- **Do this**: Please output the entries unchanged, starting with the first one and going on through the line containing "panel-content — [88, 0, 792, 784]", that line included.

- **Records for this task**:
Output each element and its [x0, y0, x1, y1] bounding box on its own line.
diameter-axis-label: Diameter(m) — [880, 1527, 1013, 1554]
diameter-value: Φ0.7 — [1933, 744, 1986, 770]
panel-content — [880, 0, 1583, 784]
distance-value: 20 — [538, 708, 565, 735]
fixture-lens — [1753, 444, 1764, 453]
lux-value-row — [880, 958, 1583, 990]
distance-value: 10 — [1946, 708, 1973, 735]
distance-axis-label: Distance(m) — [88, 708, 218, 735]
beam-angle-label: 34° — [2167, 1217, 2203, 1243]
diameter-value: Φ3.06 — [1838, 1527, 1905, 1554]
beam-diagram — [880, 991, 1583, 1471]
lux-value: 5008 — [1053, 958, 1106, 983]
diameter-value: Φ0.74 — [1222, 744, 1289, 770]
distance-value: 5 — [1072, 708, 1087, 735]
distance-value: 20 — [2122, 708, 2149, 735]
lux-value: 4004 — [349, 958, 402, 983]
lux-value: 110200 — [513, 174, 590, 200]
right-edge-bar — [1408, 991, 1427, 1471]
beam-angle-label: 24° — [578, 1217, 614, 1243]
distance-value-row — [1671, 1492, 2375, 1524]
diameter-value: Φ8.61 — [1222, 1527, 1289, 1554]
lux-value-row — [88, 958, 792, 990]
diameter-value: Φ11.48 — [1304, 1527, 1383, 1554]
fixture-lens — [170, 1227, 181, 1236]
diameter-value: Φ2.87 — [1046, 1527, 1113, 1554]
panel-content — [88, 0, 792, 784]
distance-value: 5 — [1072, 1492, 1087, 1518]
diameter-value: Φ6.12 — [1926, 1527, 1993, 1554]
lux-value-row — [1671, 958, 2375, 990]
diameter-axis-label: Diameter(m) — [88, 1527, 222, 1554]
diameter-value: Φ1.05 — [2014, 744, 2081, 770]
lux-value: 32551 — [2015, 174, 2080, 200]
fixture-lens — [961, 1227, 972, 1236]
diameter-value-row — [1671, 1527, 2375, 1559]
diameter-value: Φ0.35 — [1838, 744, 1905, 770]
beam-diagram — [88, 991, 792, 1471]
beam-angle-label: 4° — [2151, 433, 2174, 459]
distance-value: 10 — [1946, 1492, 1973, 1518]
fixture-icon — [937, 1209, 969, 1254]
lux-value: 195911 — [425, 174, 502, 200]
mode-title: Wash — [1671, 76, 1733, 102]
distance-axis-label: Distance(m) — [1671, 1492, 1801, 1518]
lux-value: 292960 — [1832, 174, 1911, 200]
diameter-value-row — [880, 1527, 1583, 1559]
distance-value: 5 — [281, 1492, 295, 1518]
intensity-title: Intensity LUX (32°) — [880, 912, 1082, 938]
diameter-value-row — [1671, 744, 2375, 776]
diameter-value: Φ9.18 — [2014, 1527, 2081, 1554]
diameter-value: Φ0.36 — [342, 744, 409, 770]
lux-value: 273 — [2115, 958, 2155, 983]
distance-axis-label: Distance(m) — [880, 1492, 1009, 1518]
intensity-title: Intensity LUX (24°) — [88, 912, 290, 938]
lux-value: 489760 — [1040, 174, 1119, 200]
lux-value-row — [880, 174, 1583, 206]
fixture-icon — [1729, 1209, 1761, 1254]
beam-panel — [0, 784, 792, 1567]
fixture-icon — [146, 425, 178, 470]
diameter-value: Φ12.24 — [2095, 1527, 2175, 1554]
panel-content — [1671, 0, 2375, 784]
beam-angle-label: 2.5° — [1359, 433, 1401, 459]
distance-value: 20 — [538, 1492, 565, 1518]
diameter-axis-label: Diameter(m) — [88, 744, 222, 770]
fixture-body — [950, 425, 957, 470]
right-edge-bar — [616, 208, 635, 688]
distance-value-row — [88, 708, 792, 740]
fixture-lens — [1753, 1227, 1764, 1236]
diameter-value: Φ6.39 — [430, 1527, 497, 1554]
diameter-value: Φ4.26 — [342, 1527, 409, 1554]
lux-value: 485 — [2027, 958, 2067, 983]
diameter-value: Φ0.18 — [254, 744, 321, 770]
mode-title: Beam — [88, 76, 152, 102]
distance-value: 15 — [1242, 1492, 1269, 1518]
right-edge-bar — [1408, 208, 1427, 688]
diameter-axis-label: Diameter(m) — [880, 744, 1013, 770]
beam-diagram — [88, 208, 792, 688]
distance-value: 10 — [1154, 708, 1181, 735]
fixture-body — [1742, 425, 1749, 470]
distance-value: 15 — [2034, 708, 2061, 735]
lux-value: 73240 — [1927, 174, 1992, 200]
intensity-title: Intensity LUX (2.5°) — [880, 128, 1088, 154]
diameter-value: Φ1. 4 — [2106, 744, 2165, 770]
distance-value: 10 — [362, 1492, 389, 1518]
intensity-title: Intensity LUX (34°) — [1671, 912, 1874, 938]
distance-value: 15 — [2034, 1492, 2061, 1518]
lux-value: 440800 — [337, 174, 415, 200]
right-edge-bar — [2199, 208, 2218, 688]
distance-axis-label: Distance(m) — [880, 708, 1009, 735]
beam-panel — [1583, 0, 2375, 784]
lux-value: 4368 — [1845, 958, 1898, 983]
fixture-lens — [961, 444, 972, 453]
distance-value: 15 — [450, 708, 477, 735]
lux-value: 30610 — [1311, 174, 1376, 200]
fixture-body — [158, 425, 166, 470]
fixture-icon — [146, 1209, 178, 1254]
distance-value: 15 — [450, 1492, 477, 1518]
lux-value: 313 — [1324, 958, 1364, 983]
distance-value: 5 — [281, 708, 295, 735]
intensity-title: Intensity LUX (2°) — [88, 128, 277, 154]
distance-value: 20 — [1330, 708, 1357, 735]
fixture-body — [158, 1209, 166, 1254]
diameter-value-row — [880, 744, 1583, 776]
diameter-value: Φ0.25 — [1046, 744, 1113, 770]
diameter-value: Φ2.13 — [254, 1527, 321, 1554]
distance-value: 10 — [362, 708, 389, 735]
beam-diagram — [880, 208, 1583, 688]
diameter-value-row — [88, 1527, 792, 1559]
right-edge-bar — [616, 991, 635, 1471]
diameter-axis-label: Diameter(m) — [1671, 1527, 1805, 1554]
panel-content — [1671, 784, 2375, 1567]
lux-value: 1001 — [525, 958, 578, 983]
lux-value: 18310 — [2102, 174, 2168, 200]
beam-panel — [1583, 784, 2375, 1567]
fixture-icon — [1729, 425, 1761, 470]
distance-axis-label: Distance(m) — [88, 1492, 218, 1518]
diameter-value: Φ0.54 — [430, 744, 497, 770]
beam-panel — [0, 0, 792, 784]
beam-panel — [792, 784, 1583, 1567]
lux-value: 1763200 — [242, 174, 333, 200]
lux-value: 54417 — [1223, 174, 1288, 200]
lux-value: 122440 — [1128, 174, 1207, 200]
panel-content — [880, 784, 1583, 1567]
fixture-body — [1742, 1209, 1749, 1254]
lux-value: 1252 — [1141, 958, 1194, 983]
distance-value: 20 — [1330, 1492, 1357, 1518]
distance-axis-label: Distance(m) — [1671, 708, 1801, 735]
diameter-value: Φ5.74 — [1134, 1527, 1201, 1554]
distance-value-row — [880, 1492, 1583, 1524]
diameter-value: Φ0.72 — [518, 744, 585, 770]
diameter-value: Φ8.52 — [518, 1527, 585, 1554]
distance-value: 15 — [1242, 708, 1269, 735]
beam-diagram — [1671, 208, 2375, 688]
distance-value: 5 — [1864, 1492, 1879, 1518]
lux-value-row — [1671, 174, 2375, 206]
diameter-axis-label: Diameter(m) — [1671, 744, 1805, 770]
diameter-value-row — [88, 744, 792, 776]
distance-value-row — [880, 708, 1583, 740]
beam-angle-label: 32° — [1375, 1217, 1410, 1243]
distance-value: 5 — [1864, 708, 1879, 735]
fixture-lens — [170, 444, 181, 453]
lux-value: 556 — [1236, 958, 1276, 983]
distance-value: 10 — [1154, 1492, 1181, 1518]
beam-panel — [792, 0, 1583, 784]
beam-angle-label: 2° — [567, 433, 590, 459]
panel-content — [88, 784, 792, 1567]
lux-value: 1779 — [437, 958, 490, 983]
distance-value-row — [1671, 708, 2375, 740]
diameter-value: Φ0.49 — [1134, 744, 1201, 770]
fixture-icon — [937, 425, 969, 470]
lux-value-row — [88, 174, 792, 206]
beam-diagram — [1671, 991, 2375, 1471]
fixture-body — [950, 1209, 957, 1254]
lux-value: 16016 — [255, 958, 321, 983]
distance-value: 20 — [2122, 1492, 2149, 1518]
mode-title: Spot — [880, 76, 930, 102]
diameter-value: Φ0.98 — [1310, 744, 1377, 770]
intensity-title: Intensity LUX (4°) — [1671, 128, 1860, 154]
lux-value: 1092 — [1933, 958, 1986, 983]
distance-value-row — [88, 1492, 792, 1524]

- **The result**:
Output each element and its [x0, y0, x1, y1] bounding box on its own line.
diameter-axis-label: Diameter(m) — [880, 1527, 1013, 1554]
diameter-value: Φ0.7 — [1933, 744, 1986, 770]
panel-content — [880, 0, 1583, 784]
distance-value: 20 — [538, 708, 565, 735]
fixture-lens — [1753, 444, 1764, 453]
lux-value-row — [880, 958, 1583, 990]
distance-value: 10 — [1946, 708, 1973, 735]
distance-axis-label: Distance(m) — [88, 708, 218, 735]
beam-angle-label: 34° — [2167, 1217, 2203, 1243]
diameter-value: Φ3.06 — [1838, 1527, 1905, 1554]
beam-diagram — [880, 991, 1583, 1471]
lux-value: 5008 — [1053, 958, 1106, 983]
diameter-value: Φ0.74 — [1222, 744, 1289, 770]
distance-value: 5 — [1072, 708, 1087, 735]
distance-value: 20 — [2122, 708, 2149, 735]
lux-value: 4004 — [349, 958, 402, 983]
lux-value: 110200 — [513, 174, 590, 200]
right-edge-bar — [1408, 991, 1427, 1471]
beam-angle-label: 24° — [578, 1217, 614, 1243]
distance-value-row — [1671, 1492, 2375, 1524]
diameter-value: Φ8.61 — [1222, 1527, 1289, 1554]
lux-value-row — [88, 958, 792, 990]
diameter-value: Φ11.48 — [1304, 1527, 1383, 1554]
fixture-lens — [170, 1227, 181, 1236]
diameter-value: Φ2.87 — [1046, 1527, 1113, 1554]
panel-content — [88, 0, 792, 784]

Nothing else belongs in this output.